● Task brief
Reproduce verbatim the lines of the listing from its start up to and including the line containing "legend-label: SV<-10000 xyxy=(114,26,179,41)".

(Stored items)
——————————
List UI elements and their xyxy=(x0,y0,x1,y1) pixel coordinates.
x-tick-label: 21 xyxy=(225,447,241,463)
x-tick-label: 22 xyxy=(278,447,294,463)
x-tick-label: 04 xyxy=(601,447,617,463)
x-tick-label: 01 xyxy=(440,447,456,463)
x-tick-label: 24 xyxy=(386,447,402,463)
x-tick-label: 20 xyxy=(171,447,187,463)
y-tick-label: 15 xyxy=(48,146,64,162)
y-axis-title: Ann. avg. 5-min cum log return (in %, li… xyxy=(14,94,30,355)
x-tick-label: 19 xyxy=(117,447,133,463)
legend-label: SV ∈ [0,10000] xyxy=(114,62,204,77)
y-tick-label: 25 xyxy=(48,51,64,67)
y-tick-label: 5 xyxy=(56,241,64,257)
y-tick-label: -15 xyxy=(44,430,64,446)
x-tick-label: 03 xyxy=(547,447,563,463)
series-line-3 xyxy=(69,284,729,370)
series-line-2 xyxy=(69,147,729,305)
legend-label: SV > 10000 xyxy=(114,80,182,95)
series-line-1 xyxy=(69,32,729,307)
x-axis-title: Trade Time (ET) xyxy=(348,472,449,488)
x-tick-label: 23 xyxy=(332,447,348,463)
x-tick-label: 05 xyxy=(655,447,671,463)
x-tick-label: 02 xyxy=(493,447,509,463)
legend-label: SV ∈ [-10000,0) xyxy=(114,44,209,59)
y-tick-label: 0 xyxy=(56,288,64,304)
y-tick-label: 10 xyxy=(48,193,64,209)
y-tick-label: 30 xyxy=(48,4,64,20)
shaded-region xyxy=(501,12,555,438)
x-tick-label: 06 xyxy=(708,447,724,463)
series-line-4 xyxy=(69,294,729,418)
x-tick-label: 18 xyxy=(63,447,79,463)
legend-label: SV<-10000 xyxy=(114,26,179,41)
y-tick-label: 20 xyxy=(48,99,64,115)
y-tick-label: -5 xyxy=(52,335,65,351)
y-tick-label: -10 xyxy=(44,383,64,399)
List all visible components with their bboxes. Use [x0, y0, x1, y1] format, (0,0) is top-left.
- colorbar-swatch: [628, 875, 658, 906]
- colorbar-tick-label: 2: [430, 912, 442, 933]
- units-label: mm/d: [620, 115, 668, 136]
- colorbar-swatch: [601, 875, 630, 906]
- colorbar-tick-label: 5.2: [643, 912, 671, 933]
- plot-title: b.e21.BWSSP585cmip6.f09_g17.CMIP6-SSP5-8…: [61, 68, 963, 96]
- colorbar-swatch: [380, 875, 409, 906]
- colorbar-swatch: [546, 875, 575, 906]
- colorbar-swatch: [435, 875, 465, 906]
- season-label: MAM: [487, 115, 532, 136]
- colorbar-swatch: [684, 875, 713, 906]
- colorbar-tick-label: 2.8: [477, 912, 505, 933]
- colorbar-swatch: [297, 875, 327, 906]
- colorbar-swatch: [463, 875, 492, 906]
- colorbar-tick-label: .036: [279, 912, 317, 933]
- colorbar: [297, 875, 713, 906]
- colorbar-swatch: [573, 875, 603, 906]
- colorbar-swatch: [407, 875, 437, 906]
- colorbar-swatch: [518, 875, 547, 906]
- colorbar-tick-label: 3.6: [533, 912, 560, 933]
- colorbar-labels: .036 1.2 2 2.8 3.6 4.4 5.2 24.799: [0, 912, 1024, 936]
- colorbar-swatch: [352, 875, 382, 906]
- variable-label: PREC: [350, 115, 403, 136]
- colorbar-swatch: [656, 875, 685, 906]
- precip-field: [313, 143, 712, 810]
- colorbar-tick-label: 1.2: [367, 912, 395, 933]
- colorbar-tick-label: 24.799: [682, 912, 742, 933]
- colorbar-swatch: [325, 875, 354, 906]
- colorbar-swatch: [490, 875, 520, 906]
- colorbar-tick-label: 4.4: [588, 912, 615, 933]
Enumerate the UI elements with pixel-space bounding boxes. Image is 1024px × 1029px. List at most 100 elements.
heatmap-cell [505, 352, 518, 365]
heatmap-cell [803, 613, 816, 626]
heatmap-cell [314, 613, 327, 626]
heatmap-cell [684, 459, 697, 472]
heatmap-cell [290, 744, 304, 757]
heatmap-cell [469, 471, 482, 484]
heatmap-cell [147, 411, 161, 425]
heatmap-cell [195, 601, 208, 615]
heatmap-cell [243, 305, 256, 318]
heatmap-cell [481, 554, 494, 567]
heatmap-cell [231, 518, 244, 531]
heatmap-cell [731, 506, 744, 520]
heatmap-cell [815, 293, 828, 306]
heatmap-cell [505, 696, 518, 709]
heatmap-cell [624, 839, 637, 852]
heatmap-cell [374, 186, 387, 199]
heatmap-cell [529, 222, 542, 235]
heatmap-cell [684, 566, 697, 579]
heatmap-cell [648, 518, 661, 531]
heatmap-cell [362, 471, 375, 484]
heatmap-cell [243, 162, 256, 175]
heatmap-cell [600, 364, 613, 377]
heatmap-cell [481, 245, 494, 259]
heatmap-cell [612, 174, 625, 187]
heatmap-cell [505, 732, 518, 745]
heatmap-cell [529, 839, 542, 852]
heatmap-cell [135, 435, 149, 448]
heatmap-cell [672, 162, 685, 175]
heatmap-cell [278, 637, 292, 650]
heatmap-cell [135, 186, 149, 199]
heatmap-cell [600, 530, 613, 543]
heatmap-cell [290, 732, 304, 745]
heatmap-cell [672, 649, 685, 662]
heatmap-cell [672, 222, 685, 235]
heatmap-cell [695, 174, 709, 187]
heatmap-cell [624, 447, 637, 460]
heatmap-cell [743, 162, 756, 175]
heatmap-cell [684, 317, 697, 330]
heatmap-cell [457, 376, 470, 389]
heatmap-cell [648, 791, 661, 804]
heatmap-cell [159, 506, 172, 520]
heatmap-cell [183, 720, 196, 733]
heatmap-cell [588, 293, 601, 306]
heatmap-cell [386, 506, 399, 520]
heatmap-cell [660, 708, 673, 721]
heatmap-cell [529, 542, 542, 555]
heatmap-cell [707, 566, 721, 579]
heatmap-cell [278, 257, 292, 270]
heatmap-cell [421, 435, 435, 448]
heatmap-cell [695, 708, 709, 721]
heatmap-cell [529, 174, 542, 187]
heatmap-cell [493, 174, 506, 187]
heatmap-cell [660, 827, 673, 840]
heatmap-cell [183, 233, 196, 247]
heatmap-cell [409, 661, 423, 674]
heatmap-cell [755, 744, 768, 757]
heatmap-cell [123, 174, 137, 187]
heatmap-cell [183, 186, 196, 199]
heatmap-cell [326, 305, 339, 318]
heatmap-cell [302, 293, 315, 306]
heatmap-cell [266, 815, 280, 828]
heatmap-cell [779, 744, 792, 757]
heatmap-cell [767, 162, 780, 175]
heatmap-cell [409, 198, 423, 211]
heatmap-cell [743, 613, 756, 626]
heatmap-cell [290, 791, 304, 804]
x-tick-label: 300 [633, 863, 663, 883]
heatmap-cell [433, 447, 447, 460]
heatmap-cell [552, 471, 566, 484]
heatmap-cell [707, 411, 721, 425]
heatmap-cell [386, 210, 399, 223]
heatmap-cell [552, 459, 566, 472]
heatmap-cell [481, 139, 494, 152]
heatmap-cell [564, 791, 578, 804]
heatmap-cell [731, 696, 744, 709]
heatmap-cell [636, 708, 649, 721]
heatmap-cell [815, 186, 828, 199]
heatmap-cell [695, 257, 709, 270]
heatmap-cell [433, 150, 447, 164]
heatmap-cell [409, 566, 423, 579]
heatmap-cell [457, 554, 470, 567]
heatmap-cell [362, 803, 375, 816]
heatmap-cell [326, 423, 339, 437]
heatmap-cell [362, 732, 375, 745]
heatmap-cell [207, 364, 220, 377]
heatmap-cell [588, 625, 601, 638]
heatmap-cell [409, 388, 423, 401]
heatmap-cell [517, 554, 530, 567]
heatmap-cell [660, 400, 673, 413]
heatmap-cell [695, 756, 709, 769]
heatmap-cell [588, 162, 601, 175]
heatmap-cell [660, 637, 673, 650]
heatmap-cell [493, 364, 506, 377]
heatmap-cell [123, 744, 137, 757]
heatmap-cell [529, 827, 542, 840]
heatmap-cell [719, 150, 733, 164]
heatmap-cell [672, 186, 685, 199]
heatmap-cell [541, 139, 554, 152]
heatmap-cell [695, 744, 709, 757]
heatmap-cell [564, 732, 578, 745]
——————————
● Exercise output
List UI elements and their xyxy=(x0,y0,x1,y1) pixel coordinates.
x-tick-label: 21 xyxy=(225,447,241,463)
x-tick-label: 22 xyxy=(278,447,294,463)
x-tick-label: 04 xyxy=(601,447,617,463)
x-tick-label: 01 xyxy=(440,447,456,463)
x-tick-label: 24 xyxy=(386,447,402,463)
x-tick-label: 20 xyxy=(171,447,187,463)
y-tick-label: 15 xyxy=(48,146,64,162)
y-axis-title: Ann. avg. 5-min cum log return (in %, li… xyxy=(14,94,30,355)
x-tick-label: 19 xyxy=(117,447,133,463)
legend-label: SV ∈ [0,10000] xyxy=(114,62,204,77)
y-tick-label: 25 xyxy=(48,51,64,67)
y-tick-label: 5 xyxy=(56,241,64,257)
y-tick-label: -15 xyxy=(44,430,64,446)
x-tick-label: 03 xyxy=(547,447,563,463)
series-line-3 xyxy=(69,284,729,370)
series-line-2 xyxy=(69,147,729,305)
legend-label: SV > 10000 xyxy=(114,80,182,95)
series-line-1 xyxy=(69,32,729,307)
x-axis-title: Trade Time (ET) xyxy=(348,472,449,488)
x-tick-label: 23 xyxy=(332,447,348,463)
x-tick-label: 05 xyxy=(655,447,671,463)
x-tick-label: 02 xyxy=(493,447,509,463)
legend-label: SV ∈ [-10000,0) xyxy=(114,44,209,59)
y-tick-label: 0 xyxy=(56,288,64,304)
y-tick-label: 10 xyxy=(48,193,64,209)
y-tick-label: 30 xyxy=(48,4,64,20)
shaded-region xyxy=(501,12,555,438)
x-tick-label: 06 xyxy=(708,447,724,463)
series-line-4 xyxy=(69,294,729,418)
x-tick-label: 18 xyxy=(63,447,79,463)
legend-label: SV<-10000 xyxy=(114,26,179,41)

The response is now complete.